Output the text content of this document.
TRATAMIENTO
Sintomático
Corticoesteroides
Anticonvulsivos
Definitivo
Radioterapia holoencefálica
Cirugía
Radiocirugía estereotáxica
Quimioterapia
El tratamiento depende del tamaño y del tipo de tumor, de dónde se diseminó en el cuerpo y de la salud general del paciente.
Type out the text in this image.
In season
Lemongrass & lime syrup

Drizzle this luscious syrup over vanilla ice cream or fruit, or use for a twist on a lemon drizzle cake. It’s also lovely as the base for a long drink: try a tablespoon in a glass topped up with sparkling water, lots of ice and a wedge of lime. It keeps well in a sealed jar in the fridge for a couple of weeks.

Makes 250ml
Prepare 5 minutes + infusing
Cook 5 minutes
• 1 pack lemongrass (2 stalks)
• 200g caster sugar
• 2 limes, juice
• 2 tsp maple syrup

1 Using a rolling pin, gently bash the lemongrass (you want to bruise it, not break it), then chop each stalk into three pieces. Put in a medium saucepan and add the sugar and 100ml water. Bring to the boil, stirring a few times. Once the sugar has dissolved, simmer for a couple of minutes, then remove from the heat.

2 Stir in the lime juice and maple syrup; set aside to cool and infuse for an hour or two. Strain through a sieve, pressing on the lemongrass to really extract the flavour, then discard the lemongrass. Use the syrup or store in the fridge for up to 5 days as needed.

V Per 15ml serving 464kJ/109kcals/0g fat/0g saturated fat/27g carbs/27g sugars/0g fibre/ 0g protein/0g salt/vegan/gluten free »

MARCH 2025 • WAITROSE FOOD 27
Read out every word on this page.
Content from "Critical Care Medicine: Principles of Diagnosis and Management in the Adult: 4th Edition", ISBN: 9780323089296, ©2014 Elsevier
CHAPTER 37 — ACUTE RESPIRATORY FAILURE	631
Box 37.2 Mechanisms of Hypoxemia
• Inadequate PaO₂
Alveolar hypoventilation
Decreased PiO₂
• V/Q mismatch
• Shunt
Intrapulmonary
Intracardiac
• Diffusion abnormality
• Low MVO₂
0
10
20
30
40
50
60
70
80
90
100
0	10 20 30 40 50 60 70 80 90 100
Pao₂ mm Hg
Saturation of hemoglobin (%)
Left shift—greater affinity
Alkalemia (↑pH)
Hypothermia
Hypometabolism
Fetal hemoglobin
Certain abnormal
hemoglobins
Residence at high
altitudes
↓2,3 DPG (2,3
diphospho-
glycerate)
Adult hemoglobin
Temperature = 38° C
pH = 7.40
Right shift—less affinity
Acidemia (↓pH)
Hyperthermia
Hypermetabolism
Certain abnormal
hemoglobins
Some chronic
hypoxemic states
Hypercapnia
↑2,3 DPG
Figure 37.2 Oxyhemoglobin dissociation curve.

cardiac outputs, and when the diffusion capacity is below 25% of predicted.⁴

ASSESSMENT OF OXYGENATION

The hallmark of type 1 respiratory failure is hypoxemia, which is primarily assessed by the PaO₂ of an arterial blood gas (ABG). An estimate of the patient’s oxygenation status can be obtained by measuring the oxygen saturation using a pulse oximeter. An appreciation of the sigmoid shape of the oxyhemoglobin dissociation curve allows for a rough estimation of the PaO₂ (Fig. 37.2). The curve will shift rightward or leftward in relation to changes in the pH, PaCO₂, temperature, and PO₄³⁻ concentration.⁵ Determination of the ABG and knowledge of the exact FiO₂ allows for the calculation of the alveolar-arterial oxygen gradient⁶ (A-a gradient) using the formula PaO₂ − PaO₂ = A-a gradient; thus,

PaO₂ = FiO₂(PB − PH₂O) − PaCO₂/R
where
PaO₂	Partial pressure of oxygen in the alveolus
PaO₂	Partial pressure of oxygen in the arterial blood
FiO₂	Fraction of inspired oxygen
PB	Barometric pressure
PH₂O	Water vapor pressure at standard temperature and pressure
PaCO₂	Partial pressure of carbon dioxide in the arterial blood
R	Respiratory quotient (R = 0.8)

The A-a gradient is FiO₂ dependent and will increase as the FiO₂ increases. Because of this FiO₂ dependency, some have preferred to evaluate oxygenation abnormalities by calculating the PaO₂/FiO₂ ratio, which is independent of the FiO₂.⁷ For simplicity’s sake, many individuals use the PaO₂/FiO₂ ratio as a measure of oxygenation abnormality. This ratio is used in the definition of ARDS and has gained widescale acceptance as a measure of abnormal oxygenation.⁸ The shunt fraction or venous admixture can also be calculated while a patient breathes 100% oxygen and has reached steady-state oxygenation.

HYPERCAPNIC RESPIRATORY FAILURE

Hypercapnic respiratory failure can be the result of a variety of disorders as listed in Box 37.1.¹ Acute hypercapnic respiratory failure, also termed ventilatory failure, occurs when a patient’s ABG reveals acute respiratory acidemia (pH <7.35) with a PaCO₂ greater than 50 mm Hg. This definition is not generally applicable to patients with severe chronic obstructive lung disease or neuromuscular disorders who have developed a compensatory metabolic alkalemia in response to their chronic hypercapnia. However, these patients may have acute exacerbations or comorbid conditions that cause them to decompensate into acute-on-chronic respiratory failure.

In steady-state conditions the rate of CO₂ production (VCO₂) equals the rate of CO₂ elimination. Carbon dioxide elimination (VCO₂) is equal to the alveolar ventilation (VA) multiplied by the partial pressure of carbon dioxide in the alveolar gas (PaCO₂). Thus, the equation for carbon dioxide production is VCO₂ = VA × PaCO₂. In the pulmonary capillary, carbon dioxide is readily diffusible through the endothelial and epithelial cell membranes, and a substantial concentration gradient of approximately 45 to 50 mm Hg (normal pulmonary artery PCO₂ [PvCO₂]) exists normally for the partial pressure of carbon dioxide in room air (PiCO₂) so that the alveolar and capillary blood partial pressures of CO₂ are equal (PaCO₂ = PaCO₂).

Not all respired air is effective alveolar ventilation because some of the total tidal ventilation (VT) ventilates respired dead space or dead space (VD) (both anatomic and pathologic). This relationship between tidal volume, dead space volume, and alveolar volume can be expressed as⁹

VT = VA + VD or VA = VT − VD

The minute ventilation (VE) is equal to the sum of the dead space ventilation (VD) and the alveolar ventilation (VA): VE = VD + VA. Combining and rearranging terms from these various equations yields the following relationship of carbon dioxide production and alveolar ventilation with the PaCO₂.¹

Try it
With no additions or omissions, transcribe every record.

Response
Output the text content of this document.
TRATAMIENTO
Sintomático
Corticoesteroides
Anticonvulsivos
Definitivo
Radioterapia holoencefálica
Cirugía
Radiocirugía estereotáxica
Quimioterapia
El tratamiento depende del tamaño y del tipo de tumor, de dónde se diseminó en el cuerpo y de la salud general del paciente.
Type out the text in this image.
In season
Lemongrass & lime syrup

Drizzle this luscious syrup over vanilla ice cream or fruit, or use for a twist on a lemon drizzle cake. It’s also lovely as the base for a long drink: try a tablespoon in a glass topped up with sparkling water, lots of ice and a wedge of lime. It keeps well in a sealed jar in the fridge for a couple of weeks.

Makes 250ml
Prepare 5 minutes + infusing
Cook 5 minutes
• 1 pack lemongrass (2 stalks)
• 200g caster sugar
• 2 limes, juice
• 2 tsp maple syrup

1 Using a rolling pin, gently bash the lemongrass (you want to bruise it, not break it), then chop each stalk into three pieces. Put in a medium saucepan and add the sugar and 100ml water. Bring to the boil, stirring a few times. Once the sugar has dissolved, simmer for a couple of minutes, then remove from the heat.

2 Stir in the lime juice and maple syrup; set aside to cool and infuse for an hour or two. Strain through a sieve, pressing on the lemongrass to really extract the flavour, then discard the lemongrass. Use the syrup or store in the fridge for up to 5 days as needed.

V Per 15ml serving 464kJ/109kcals/0g fat/0g saturated fat/27g carbs/27g sugars/0g fibre/ 0g protein/0g salt/vegan/gluten free »

MARCH 2025 • WAITROSE FOOD 27
Read out every word on this page.
Content from "Critical Care Medicine: Principles of Diagnosis and Management in the Adult: 4th Edition", ISBN: 9780323089296, ©2014 Elsevier
CHAPTER 37 — ACUTE RESPIRATORY FAILURE	631
Box 37.2 Mechanisms of Hypoxemia
• Inadequate PaO₂
Alveolar hypoventilation
Decreased PiO₂
• V/Q mismatch
• Shunt
Intrapulmonary
Intracardiac
• Diffusion abnormality
• Low MVO₂
0
10
20
30
40
50
60
70
80
90
100
0	10 20 30 40 50 60 70 80 90 100
Pao₂ mm Hg
Saturation of hemoglobin (%)
Left shift—greater affinity
Alkalemia (↑pH)
Hypothermia
Hypometabolism
Fetal hemoglobin
Certain abnormal
hemoglobins
Residence at high
altitudes
↓2,3 DPG (2,3
diphospho-
glycerate)
Adult hemoglobin
Temperature = 38° C
pH = 7.40
Right shift—less affinity
Acidemia (↓pH)
Hyperthermia
Hypermetabolism
Certain abnormal
hemoglobins
Some chronic
hypoxemic states
Hypercapnia
↑2,3 DPG
Figure 37.2 Oxyhemoglobin dissociation curve.

cardiac outputs, and when the diffusion capacity is below 25% of predicted.⁴

ASSESSMENT OF OXYGENATION

The hallmark of type 1 respiratory failure is hypoxemia, which is primarily assessed by the PaO₂ of an arterial blood gas (ABG). An estimate of the patient’s oxygenation status can be obtained by measuring the oxygen saturation using a pulse oximeter. An appreciation of the sigmoid shape of the oxyhemoglobin dissociation curve allows for a rough estimation of the PaO₂ (Fig. 37.2). The curve will shift rightward or leftward in relation to changes in the pH, PaCO₂, temperature, and PO₄³⁻ concentration.⁵ Determination of the ABG and knowledge of the exact FiO₂ allows for the calculation of the alveolar-arterial oxygen gradient⁶ (A-a gradient) using the formula PaO₂ − PaO₂ = A-a gradient; thus,

PaO₂ = FiO₂(PB − PH₂O) − PaCO₂/R
where
PaO₂	Partial pressure of oxygen in the alveolus
PaO₂	Partial pressure of oxygen in the arterial blood
FiO₂	Fraction of inspired oxygen
PB	Barometric pressure
PH₂O	Water vapor pressure at standard temperature and pressure
PaCO₂	Partial pressure of carbon dioxide in the arterial blood
R	Respiratory quotient (R = 0.8)

The A-a gradient is FiO₂ dependent and will increase as the FiO₂ increases. Because of this FiO₂ dependency, some have preferred to evaluate oxygenation abnormalities by calculating the PaO₂/FiO₂ ratio, which is independent of the FiO₂.⁷ For simplicity’s sake, many individuals use the PaO₂/FiO₂ ratio as a measure of oxygenation abnormality. This ratio is used in the definition of ARDS and has gained widescale acceptance as a measure of abnormal oxygenation.⁸ The shunt fraction or venous admixture can also be calculated while a patient breathes 100% oxygen and has reached steady-state oxygenation.

HYPERCAPNIC RESPIRATORY FAILURE

Hypercapnic respiratory failure can be the result of a variety of disorders as listed in Box 37.1.¹ Acute hypercapnic respiratory failure, also termed ventilatory failure, occurs when a patient’s ABG reveals acute respiratory acidemia (pH <7.35) with a PaCO₂ greater than 50 mm Hg. This definition is not generally applicable to patients with severe chronic obstructive lung disease or neuromuscular disorders who have developed a compensatory metabolic alkalemia in response to their chronic hypercapnia. However, these patients may have acute exacerbations or comorbid conditions that cause them to decompensate into acute-on-chronic respiratory failure.

In steady-state conditions the rate of CO₂ production (VCO₂) equals the rate of CO₂ elimination. Carbon dioxide elimination (VCO₂) is equal to the alveolar ventilation (VA) multiplied by the partial pressure of carbon dioxide in the alveolar gas (PaCO₂). Thus, the equation for carbon dioxide production is VCO₂ = VA × PaCO₂. In the pulmonary capillary, carbon dioxide is readily diffusible through the endothelial and epithelial cell membranes, and a substantial concentration gradient of approximately 45 to 50 mm Hg (normal pulmonary artery PCO₂ [PvCO₂]) exists normally for the partial pressure of carbon dioxide in room air (PiCO₂) so that the alveolar and capillary blood partial pressures of CO₂ are equal (PaCO₂ = PaCO₂).

Not all respired air is effective alveolar ventilation because some of the total tidal ventilation (VT) ventilates respired dead space or dead space (VD) (both anatomic and pathologic). This relationship between tidal volume, dead space volume, and alveolar volume can be expressed as⁹

VT = VA + VD or VA = VT − VD

The minute ventilation (VE) is equal to the sum of the dead space ventilation (VD) and the alveolar ventilation (VA): VE = VD + VA. Combining and rearranging terms from these various equations yields the following relationship of carbon dioxide production and alveolar ventilation with the PaCO₂.¹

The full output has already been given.